[Data entries]

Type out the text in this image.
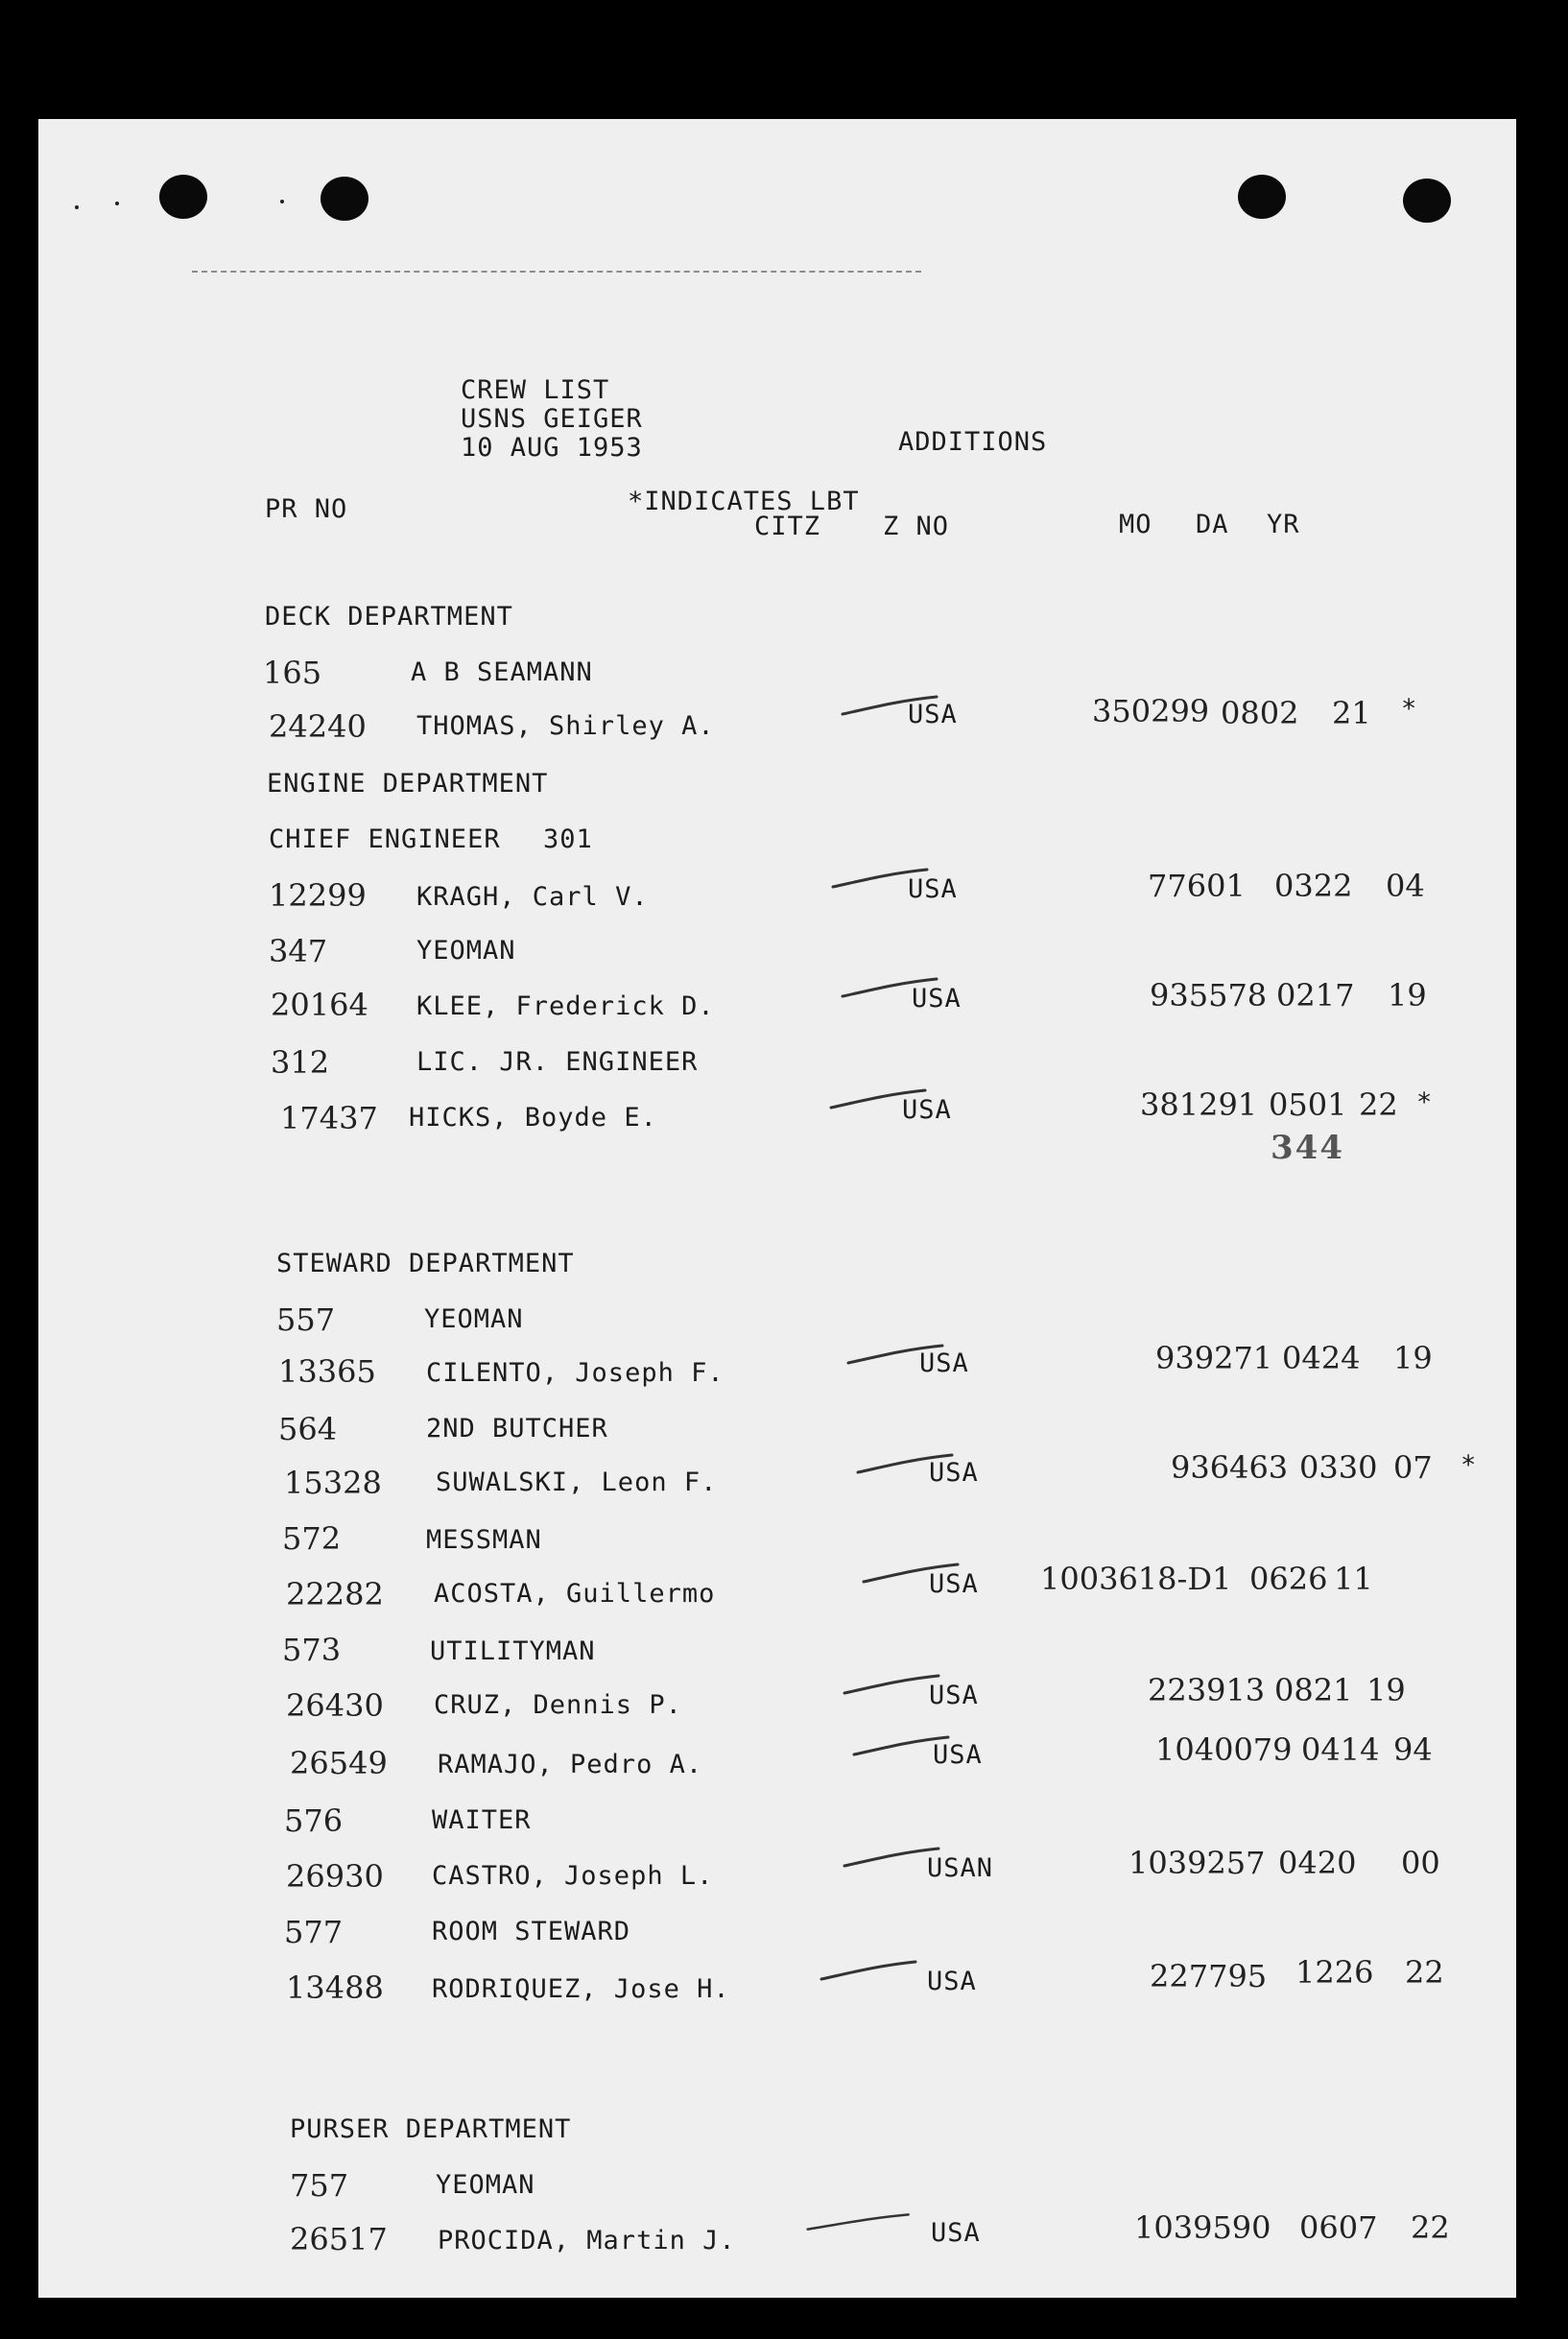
CREW LIST
USNS GEIGER
10 AUG 1953	ADDITIONS
PR NO	*INDICATES LBT
CITZ Z NO	MO DA YR
DECK DEPARTMENT
165	A B SEAMANN
24240 THOMAS, Shirley A.	USA	350299 0802 21 *
ENGINE DEPARTMENT
CHIEF ENGINEER 301
12299 KRAGH, Carl V.	USA	77601 0322 04
347	YEOMAN
20164 KLEE, Frederick D.	USA	935578 0217 19
312	LIC. JR. ENGINEER
17437 HICKS, Boyde E.	USA	381291 0501 22 *
344
STEWARD DEPARTMENT
557	YEOMAN
13365 CILENTO, Joseph F.	USA	939271 0424 19
564	2ND BUTCHER
15328 SUWALSKI, Leon F.	USA	936463 0330 07 *
572	MESSMAN
22282 ACOSTA, Guillermo	USA 1003618-D1 0626 11
573	UTILITYMAN
26430 CRUZ, Dennis P.	USA	223913 0821 19
26549 RAMAJO, Pedro A.	USA	1040079 0414 94
576	WAITER
26930 CASTRO, Joseph L.	USAN	1039257 0420 00
577	ROOM STEWARD
13488 RODRIQUEZ, Jose H.	USA	227795 1226 22
PURSER DEPARTMENT
757	YEOMAN
26517 PROCIDA, Martin J.	USA	1039590 0607 22
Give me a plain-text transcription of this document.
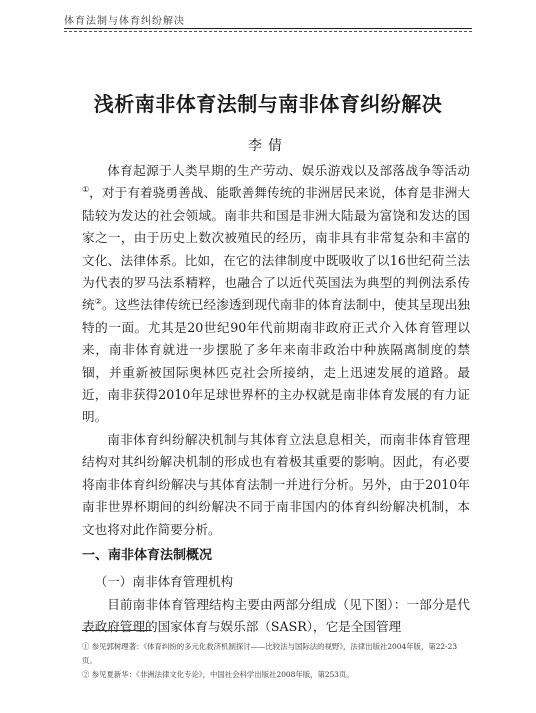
体育法制与体育纠纷解决
浅析南非体育法制与南非体育纠纷解决
李倩

体育起源于人类早期的生产劳动、娱乐游戏以及部落战争等活动①，对于有着骁勇善战、能歌善舞传统的非洲居民来说，体育是非洲大陆较为发达的社会领域。南非共和国是非洲大陆最为富饶和发达的国家之一，由于历史上数次被殖民的经历，南非具有非常复杂和丰富的文化、法律体系。比如，在它的法律制度中既吸收了以16世纪荷兰法为代表的罗马法系精粹，也融合了以近代英国法为典型的判例法系传统②。这些法律传统已经渗透到现代南非的体育法制中，使其呈现出独特的一面。尤其是20世纪90年代前期南非政府正式介入体育管理以来，南非体育就进一步摆脱了多年来南非政治中种族隔离制度的禁锢，并重新被国际奥林匹克社会所接纳，走上迅速发展的道路。最近，南非获得2010年足球世界杯的主办权就是南非体育发展的有力证明。

南非体育纠纷解决机制与其体育立法息息相关，而南非体育管理结构对其纠纷解决机制的形成也有着极其重要的影响。因此，有必要将南非体育纠纷解决与其体育法制一并进行分析。另外，由于2010年南非世界杯期间的纠纷解决不同于南非国内的体育纠纷解决机制，本文也将对此作简要分析。

一、南非体育法制概况
（一）南非体育管理机构

目前南非体育管理结构主要由两部分组成（见下图）：一部分是代表政府管理的国家体育与娱乐部（SASR），它是全国管理

① 参见郭树理著：《体育纠纷的多元化救济机制探讨——比较法与国际法的视野》，法律出版社2004年版，第22-23页。

② 参见夏新华：《非洲法律文化专论》，中国社会科学出版社2008年版，第253页。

■ WHAT YOU ARE ASKED TO DO ■
Look over the material above and show each line where "text" appears.

■ FINISHED EXERCISE ■
Type out the text in this image.
Give me a plain-text transcription of this document.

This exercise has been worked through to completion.